-- Written instruction --
Print exactly the lines from the one containing "Output a JSON" through the last line of the listing, both included.

-- Provided information --
════════════════════
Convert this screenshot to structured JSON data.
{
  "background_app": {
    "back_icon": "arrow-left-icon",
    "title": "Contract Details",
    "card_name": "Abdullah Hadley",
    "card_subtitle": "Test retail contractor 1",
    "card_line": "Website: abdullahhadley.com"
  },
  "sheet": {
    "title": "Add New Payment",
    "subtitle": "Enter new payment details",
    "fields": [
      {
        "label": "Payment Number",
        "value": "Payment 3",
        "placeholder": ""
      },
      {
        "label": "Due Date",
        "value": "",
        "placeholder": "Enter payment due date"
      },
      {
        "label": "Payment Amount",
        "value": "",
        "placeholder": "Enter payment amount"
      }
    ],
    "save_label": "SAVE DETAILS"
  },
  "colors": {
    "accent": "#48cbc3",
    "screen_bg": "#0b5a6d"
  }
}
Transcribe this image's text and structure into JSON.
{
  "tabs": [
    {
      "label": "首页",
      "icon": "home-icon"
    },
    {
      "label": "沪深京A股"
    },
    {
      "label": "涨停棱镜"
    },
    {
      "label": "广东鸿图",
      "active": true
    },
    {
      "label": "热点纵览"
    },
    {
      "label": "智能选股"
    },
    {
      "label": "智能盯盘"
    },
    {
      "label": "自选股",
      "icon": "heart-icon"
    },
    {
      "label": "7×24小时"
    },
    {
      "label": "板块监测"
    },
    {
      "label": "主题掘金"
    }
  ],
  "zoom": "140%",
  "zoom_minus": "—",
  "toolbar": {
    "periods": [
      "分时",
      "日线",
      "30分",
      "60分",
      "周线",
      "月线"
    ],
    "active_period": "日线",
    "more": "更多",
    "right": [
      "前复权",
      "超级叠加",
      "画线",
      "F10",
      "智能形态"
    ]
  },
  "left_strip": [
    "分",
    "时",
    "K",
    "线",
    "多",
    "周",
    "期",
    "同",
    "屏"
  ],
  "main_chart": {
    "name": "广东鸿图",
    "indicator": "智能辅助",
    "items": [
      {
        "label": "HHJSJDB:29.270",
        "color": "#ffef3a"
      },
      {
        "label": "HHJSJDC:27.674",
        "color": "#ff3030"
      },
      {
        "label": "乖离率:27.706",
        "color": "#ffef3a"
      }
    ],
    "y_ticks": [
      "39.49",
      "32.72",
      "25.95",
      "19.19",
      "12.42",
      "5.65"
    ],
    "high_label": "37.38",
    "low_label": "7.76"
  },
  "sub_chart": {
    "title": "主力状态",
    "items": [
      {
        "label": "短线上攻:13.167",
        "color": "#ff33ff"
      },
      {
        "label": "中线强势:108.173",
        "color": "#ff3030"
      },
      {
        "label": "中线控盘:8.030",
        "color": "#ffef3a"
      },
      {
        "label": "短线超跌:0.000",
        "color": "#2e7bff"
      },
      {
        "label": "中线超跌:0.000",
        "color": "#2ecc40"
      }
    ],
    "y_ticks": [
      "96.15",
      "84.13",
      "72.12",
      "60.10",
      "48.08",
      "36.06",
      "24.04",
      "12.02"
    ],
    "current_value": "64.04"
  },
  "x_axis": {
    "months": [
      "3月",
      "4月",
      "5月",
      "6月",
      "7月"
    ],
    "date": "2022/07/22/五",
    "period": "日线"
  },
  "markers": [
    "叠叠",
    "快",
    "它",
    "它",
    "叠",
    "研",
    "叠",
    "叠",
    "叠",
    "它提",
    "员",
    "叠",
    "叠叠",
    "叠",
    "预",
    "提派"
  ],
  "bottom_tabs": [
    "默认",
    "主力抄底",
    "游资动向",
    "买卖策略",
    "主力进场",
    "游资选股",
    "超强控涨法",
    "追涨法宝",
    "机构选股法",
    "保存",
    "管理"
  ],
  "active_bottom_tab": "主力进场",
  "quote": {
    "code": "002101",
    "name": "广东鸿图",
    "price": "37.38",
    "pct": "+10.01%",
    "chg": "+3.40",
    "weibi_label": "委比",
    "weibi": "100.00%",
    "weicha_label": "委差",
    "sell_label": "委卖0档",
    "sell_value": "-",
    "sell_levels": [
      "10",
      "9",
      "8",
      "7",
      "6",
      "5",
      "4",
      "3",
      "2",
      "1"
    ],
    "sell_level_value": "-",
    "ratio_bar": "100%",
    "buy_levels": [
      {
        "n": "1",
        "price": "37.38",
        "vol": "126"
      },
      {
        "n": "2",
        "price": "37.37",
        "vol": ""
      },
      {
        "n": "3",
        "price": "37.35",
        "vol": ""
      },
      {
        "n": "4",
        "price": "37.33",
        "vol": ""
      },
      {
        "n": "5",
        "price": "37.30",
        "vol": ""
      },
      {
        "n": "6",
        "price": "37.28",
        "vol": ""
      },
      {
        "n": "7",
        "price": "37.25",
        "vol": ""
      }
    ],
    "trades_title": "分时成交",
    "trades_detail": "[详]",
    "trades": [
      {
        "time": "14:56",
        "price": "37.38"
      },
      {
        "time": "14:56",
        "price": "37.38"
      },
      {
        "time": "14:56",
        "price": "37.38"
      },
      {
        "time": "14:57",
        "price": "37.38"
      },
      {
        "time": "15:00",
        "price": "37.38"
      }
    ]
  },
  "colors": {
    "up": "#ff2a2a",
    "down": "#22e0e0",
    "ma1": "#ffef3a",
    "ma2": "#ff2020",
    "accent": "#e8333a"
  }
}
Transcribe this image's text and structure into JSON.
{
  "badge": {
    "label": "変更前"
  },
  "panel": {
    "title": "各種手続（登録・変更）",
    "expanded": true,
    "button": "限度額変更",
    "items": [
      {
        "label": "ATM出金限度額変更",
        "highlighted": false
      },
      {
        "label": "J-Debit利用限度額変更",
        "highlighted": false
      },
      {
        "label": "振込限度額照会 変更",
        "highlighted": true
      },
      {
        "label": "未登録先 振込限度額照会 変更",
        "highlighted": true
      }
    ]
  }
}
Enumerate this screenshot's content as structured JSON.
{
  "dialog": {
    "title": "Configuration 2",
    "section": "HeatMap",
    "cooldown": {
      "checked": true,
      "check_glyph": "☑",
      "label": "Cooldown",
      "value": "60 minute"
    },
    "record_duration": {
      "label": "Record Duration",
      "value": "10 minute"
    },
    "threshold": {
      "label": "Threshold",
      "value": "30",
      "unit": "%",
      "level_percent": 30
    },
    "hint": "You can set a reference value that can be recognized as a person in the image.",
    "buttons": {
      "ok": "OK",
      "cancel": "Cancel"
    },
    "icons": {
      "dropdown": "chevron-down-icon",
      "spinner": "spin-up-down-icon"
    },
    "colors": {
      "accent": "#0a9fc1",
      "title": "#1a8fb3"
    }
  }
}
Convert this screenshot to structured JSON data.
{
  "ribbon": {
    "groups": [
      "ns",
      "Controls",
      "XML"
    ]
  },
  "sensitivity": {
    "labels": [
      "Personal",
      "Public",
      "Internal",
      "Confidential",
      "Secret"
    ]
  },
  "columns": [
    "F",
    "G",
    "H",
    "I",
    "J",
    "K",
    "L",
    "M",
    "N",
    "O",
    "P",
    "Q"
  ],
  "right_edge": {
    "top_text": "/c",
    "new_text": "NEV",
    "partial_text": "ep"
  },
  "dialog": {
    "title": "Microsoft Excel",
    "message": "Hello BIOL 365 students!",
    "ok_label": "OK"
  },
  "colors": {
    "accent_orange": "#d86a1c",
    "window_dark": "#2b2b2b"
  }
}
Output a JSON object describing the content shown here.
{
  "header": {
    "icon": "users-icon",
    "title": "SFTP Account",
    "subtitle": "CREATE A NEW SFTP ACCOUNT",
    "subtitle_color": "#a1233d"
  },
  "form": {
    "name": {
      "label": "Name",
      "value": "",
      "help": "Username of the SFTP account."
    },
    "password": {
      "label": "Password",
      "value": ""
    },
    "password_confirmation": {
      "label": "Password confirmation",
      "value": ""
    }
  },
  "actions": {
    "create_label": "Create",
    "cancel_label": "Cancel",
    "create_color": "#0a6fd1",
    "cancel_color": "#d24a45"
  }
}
════════════════════
-- Answer --
Output a JSON object describing the content shown here.
{
  "header": {
    "icon": "users-icon",
    "title": "SFTP Account",
    "subtitle": "CREATE A NEW SFTP ACCOUNT",
    "subtitle_color": "#a1233d"
  },
  "form": {
    "name": {
      "label": "Name",
      "value": "",
      "help": "Username of the SFTP account."
    },
    "password": {
      "label": "Password",
      "value": ""
    },
    "password_confirmation": {
      "label": "Password confirmation",
      "value": ""
    }
  },
  "actions": {
    "create_label": "Create",
    "cancel_label": "Cancel",
    "create_color": "#0a6fd1",
    "cancel_color": "#d24a45"
  }
}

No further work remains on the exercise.